## SHORT PROBLEM
Sort through the data and copy the lines holding the word "Flow".

Start DATA FOR THIS TASK

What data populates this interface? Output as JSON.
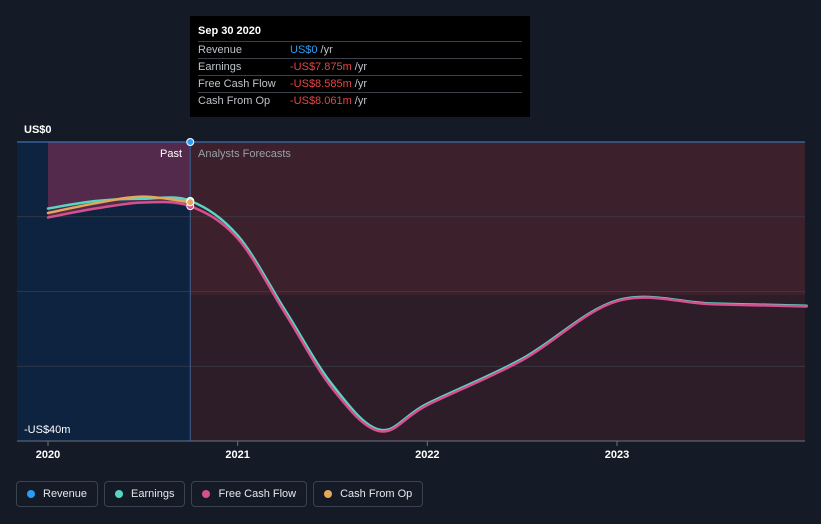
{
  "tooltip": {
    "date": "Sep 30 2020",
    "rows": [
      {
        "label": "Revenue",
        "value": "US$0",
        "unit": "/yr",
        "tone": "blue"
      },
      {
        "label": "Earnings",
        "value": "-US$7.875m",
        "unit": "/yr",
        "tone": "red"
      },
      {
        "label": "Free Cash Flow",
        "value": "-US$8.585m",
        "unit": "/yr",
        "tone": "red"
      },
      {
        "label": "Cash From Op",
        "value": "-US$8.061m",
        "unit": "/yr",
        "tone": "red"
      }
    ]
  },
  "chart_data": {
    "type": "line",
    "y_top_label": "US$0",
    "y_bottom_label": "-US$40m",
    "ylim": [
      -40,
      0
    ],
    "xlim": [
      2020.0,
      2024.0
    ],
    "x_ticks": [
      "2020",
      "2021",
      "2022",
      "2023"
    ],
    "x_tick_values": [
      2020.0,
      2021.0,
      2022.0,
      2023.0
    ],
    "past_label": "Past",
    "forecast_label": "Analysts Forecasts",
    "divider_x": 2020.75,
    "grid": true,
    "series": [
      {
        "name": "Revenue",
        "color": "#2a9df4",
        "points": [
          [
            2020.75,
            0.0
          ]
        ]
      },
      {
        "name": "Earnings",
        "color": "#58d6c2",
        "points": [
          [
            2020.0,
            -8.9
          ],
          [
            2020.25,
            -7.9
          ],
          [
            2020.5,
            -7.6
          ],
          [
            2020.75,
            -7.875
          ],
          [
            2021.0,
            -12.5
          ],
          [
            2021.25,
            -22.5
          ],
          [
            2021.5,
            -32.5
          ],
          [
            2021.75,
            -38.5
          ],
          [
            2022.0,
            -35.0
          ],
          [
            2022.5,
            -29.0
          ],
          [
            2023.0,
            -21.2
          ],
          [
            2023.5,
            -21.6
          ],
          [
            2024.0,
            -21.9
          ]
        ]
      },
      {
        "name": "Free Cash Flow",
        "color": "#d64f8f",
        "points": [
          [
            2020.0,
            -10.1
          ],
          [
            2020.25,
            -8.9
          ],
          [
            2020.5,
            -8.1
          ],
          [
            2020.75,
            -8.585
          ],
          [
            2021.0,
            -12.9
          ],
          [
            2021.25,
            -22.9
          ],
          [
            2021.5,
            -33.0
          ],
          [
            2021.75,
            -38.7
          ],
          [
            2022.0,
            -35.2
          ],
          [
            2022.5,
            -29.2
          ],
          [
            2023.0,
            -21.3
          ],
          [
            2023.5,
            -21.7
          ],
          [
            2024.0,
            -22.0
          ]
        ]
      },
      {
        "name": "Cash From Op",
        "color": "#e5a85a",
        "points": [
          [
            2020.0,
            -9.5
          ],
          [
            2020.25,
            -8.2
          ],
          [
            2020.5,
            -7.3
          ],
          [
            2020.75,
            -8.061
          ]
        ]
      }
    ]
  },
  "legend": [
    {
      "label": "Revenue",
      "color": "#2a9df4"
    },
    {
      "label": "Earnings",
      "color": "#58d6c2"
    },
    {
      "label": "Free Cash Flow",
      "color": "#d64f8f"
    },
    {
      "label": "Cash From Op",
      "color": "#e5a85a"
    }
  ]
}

End DATA FOR THIS TASK

## REPLY
        "label": "Free Cash Flow",
        "name": "Free Cash Flow",
      "label": "Free Cash Flow",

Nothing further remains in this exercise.